§ **DIRECTION**:
Work out how many lines of the data hold the string "your", and reply with that number alone.

§ **MATERIALS PROVIDED**:
————————

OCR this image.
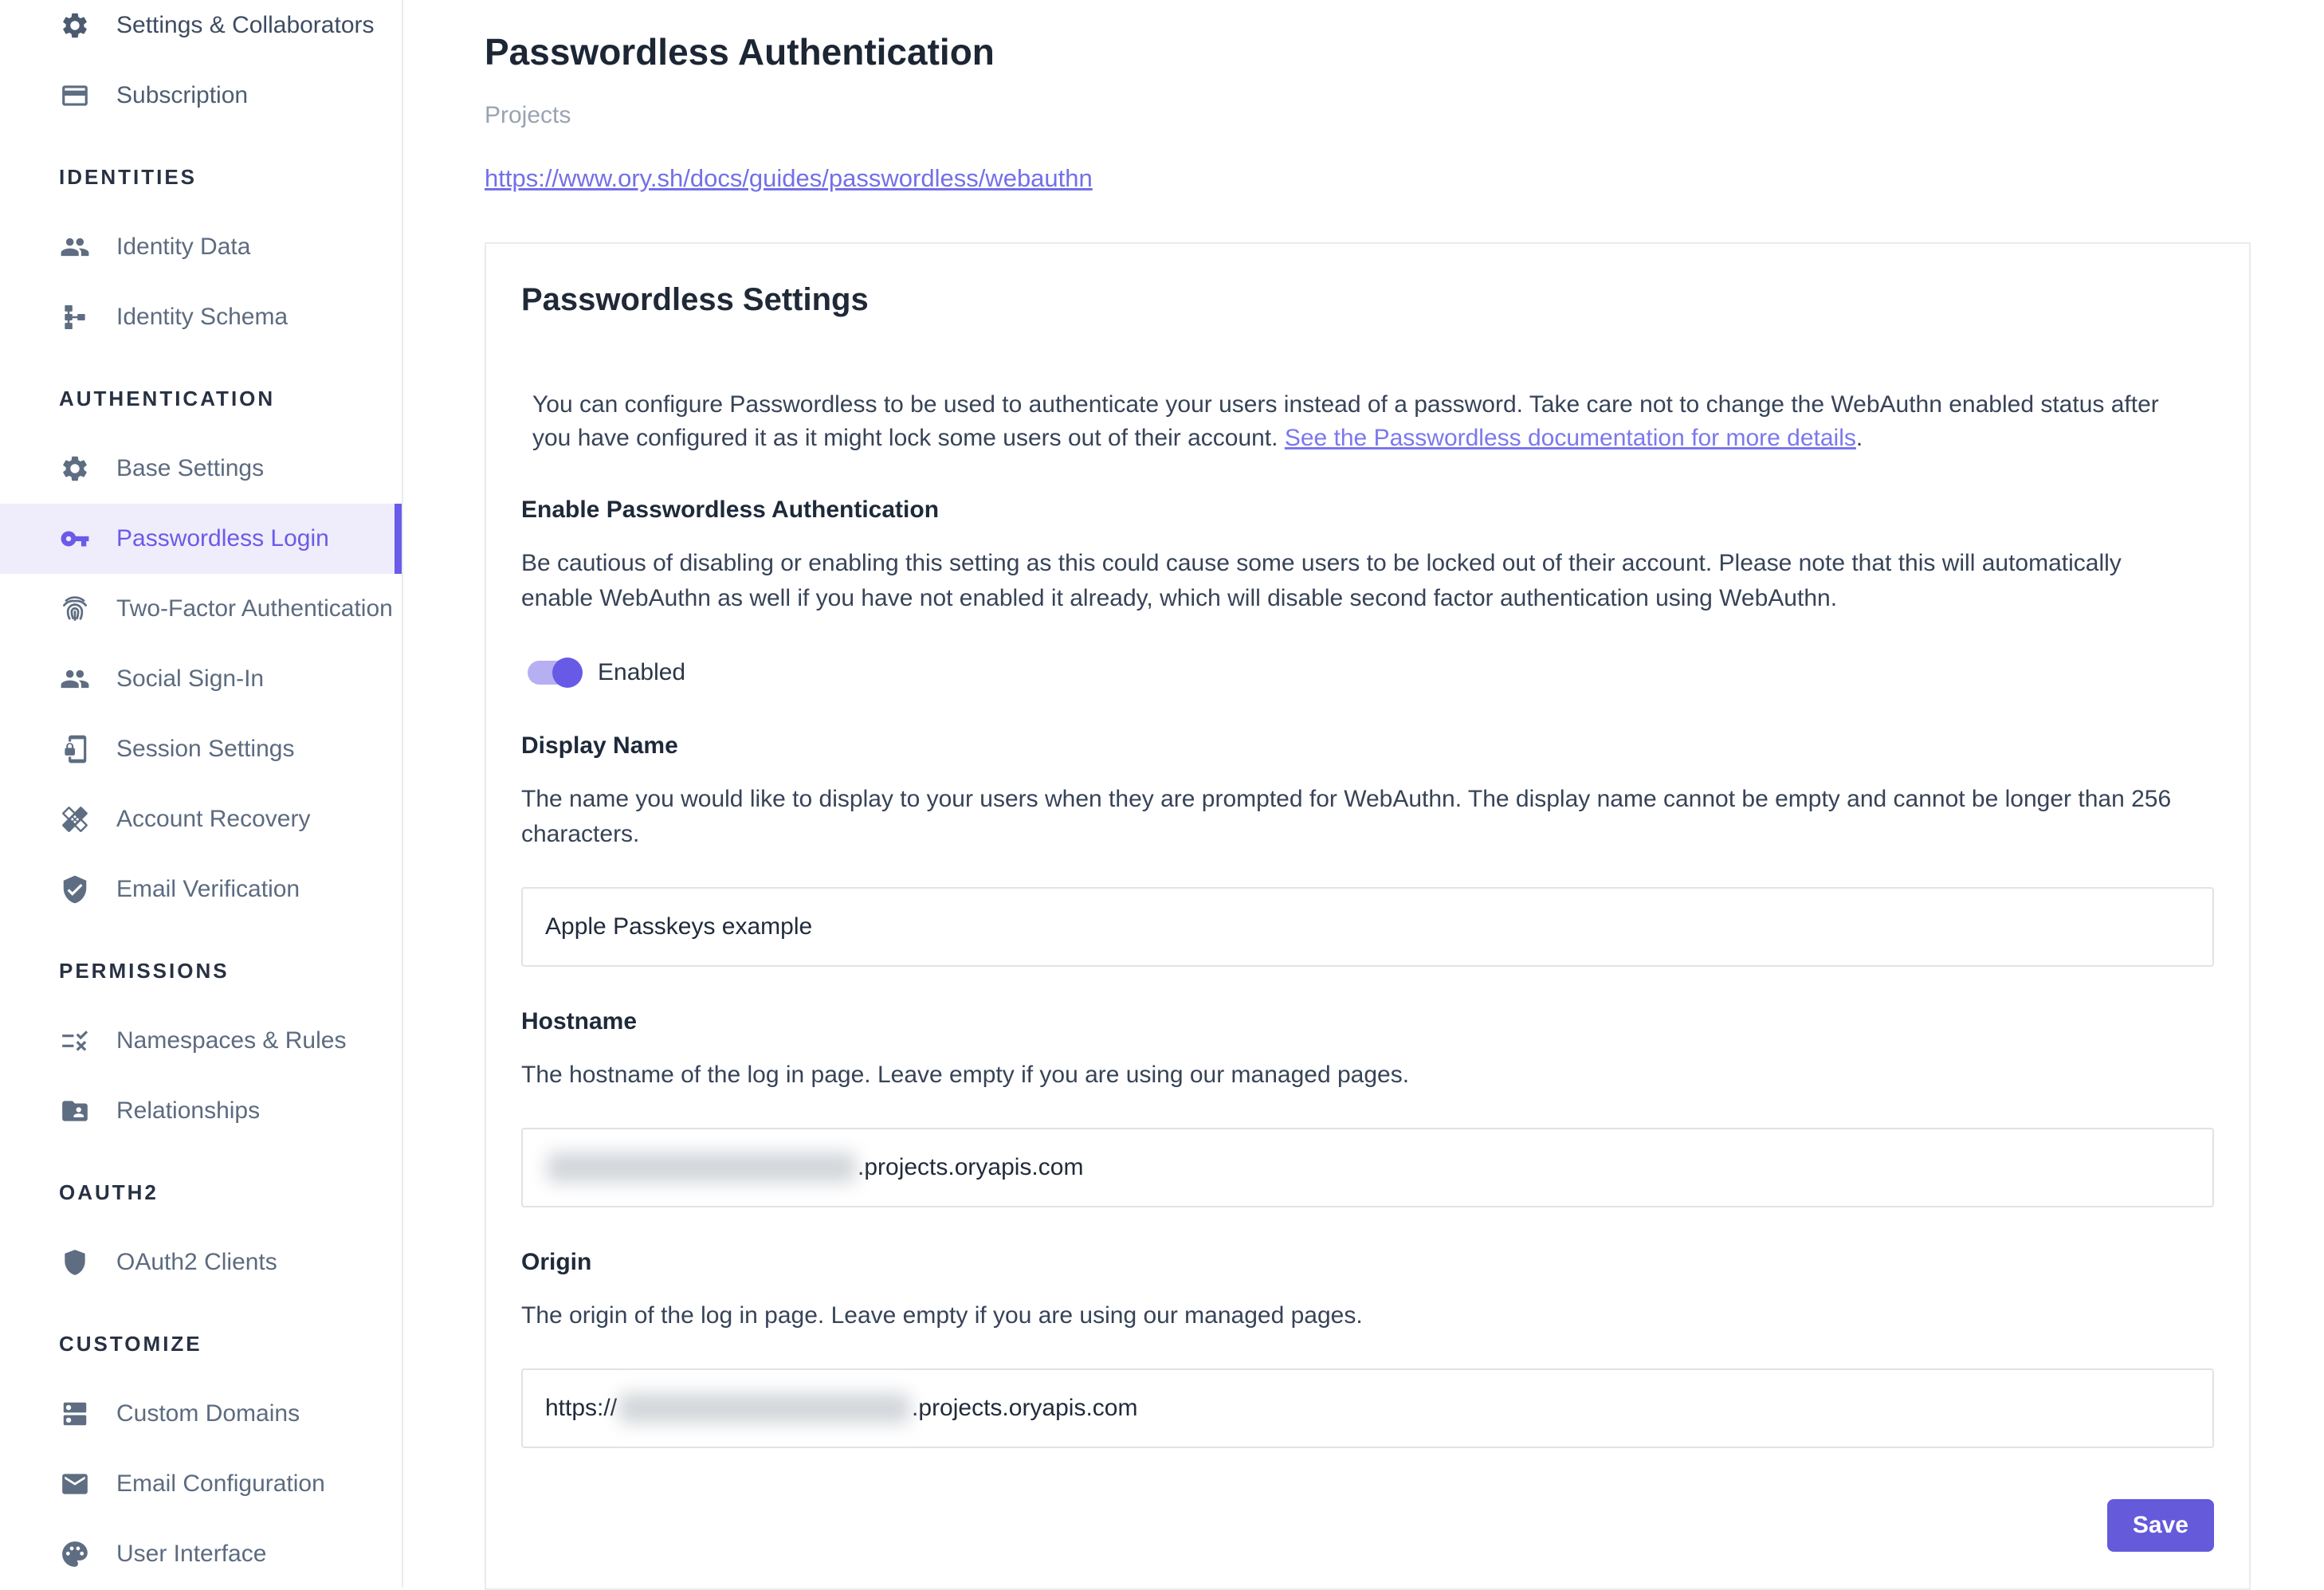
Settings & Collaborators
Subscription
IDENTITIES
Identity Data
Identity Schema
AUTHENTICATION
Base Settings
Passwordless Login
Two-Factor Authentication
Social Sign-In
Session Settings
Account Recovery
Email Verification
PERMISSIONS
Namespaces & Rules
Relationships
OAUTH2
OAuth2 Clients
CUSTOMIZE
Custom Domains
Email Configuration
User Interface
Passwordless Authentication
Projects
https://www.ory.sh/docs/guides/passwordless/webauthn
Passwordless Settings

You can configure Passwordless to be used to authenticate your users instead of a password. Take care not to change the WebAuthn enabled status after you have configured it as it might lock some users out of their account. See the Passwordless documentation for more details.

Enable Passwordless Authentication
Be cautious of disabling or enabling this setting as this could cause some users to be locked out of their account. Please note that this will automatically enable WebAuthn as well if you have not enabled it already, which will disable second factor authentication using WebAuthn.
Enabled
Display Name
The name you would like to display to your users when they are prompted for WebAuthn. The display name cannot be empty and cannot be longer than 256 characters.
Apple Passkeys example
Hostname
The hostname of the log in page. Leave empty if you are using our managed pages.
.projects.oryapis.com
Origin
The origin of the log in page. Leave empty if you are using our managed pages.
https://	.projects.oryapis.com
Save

————————

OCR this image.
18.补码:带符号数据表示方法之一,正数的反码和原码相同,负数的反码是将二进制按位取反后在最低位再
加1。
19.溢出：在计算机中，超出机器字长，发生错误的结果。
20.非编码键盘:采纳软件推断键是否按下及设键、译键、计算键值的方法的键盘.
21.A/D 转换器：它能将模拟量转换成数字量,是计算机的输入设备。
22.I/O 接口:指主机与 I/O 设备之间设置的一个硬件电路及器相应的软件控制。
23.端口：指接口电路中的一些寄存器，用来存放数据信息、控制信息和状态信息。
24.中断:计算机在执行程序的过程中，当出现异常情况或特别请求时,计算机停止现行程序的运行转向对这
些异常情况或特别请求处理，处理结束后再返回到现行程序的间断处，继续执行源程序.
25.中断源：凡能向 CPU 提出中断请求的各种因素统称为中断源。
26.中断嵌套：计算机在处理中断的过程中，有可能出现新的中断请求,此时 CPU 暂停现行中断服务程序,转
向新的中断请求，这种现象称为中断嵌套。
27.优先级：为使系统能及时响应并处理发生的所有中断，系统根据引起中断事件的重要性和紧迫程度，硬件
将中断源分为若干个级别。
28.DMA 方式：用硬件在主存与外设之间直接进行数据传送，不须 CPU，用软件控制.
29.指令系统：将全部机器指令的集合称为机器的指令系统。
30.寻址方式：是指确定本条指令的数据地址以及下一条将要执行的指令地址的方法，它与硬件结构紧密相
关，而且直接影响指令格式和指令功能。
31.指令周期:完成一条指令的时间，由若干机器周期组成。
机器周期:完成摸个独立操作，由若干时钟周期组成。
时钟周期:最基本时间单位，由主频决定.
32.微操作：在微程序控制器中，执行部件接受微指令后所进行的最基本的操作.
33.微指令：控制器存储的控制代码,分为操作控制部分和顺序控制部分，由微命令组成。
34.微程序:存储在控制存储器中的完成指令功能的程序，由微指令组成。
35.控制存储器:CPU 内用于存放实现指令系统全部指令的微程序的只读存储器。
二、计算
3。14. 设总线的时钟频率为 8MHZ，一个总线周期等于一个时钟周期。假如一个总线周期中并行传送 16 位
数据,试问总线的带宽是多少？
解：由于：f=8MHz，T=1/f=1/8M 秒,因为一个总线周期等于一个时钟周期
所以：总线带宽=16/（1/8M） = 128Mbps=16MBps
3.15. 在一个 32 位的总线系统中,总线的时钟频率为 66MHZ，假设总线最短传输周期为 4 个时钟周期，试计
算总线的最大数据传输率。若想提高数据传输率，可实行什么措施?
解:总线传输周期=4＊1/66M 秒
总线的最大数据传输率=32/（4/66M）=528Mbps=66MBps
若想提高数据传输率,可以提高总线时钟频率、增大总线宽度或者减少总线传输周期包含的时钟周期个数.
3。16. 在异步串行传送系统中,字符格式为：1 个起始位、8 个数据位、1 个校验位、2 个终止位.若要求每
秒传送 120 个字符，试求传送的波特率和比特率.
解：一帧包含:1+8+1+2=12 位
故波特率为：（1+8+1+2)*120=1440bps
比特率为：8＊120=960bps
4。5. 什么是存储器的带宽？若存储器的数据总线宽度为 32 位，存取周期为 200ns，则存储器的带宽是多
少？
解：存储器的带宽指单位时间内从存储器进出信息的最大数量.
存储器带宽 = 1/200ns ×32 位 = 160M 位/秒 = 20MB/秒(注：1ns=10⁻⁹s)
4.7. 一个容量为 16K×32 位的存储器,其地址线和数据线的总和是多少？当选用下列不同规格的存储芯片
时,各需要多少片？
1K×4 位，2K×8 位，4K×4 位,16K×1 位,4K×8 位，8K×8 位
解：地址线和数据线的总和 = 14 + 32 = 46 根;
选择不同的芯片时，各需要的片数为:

————————

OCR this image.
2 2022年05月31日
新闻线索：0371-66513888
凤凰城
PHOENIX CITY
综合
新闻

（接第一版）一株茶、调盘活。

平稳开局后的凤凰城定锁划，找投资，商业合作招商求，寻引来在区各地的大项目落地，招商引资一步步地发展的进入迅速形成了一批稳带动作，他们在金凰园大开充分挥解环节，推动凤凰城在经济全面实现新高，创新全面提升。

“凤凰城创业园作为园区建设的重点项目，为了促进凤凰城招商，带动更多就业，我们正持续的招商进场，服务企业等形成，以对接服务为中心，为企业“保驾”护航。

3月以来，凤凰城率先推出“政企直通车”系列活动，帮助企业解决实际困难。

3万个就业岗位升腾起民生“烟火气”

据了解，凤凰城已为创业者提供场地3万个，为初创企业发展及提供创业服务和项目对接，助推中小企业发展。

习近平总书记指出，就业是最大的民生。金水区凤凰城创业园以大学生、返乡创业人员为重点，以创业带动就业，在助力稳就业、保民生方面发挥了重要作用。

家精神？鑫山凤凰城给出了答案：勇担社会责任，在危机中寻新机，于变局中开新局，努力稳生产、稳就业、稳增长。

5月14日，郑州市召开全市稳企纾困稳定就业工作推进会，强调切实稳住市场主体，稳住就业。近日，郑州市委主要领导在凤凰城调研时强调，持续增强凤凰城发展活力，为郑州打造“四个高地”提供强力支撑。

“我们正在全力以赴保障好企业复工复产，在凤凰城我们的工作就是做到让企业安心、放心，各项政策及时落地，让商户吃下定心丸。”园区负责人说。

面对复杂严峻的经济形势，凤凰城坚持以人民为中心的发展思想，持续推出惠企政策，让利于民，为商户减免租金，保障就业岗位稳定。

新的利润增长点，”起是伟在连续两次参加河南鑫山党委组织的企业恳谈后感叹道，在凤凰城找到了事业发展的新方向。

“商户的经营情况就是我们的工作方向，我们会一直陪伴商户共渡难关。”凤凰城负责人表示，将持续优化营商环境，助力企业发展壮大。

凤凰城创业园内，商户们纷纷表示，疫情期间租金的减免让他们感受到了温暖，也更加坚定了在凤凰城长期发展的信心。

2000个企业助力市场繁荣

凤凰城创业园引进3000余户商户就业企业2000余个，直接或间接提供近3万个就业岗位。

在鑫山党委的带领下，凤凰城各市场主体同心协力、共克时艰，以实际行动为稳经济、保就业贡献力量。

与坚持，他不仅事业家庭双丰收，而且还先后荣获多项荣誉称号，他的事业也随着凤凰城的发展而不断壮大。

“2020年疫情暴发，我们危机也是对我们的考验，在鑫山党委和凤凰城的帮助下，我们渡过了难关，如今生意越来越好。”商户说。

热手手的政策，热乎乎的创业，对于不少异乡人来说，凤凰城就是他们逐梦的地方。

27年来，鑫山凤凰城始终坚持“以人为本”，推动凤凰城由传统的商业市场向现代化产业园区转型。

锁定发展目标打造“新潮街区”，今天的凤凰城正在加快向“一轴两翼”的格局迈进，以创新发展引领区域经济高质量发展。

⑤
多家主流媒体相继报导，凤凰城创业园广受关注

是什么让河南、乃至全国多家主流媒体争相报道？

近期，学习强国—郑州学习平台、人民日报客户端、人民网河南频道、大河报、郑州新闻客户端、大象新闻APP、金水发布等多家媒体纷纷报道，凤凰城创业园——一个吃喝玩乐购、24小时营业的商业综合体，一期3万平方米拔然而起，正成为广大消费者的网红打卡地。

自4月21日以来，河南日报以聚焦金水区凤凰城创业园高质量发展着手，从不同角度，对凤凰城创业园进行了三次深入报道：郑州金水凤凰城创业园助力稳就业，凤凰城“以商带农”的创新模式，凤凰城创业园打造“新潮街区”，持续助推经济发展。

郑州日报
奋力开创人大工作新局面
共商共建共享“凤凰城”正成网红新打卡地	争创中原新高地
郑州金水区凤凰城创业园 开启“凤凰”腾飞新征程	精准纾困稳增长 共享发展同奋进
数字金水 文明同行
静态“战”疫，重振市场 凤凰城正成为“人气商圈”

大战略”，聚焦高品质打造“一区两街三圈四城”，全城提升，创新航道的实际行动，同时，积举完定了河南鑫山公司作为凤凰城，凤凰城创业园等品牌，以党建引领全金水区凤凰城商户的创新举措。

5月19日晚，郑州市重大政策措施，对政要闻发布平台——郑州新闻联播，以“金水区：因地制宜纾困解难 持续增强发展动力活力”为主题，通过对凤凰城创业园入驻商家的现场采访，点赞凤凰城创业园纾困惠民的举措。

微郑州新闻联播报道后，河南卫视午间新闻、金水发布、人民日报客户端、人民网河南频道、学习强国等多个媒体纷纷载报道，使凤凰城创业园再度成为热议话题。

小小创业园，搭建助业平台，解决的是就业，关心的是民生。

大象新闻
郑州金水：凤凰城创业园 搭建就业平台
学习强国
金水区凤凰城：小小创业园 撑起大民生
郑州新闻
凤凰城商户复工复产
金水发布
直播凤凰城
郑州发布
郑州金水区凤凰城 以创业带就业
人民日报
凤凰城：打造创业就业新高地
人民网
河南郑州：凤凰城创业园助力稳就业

————————

§ **SOLVED PROBLEM**:
2